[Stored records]

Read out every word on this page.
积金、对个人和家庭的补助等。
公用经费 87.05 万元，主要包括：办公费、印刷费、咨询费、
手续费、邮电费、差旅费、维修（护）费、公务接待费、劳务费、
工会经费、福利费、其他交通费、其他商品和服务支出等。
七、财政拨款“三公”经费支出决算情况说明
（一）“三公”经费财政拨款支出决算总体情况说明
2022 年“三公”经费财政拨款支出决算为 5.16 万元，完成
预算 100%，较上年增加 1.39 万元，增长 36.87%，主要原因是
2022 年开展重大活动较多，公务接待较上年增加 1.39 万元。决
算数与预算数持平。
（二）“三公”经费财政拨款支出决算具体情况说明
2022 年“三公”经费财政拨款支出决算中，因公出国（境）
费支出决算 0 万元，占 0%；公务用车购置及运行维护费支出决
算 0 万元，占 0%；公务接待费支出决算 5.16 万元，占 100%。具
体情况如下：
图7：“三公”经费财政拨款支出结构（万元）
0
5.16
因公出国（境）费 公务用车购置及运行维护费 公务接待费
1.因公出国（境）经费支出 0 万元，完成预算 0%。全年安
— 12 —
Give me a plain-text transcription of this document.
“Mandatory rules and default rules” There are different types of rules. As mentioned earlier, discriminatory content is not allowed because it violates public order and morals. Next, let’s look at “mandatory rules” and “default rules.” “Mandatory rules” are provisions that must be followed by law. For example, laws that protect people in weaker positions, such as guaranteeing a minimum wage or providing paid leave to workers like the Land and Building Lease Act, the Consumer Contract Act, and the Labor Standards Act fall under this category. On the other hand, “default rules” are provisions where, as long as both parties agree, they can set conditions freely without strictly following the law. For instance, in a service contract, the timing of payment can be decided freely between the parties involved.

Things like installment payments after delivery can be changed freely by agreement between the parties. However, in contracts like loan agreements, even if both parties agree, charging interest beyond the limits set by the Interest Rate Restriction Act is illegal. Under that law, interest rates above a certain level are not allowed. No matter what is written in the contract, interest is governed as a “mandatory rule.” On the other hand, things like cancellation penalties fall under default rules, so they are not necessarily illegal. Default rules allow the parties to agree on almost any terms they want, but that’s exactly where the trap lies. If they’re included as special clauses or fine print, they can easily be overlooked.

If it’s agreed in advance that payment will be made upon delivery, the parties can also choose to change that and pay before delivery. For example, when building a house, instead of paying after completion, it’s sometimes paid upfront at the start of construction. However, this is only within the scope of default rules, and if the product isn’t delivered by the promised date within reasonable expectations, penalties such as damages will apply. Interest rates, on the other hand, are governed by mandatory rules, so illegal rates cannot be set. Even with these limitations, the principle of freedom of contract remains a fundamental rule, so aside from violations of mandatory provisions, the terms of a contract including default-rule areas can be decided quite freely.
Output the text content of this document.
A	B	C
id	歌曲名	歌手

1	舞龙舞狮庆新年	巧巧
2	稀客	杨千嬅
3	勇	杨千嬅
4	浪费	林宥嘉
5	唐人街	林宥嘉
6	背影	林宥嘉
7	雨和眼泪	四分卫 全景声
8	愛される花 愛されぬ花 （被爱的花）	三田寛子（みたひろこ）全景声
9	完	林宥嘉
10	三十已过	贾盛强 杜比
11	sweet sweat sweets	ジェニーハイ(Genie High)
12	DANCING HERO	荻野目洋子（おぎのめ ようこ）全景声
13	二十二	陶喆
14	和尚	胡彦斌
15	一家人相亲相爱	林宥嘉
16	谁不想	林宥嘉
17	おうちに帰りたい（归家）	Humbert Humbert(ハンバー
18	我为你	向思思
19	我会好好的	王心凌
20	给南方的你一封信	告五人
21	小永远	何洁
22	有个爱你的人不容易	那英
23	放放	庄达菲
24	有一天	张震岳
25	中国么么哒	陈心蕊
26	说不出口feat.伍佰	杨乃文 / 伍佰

[DIRECTIONS] Gather each line in the data that holds the string "text".

[SOLUTION TO THIS TASK]
Give me a plain-text transcription of this document.
Output the text content of this document.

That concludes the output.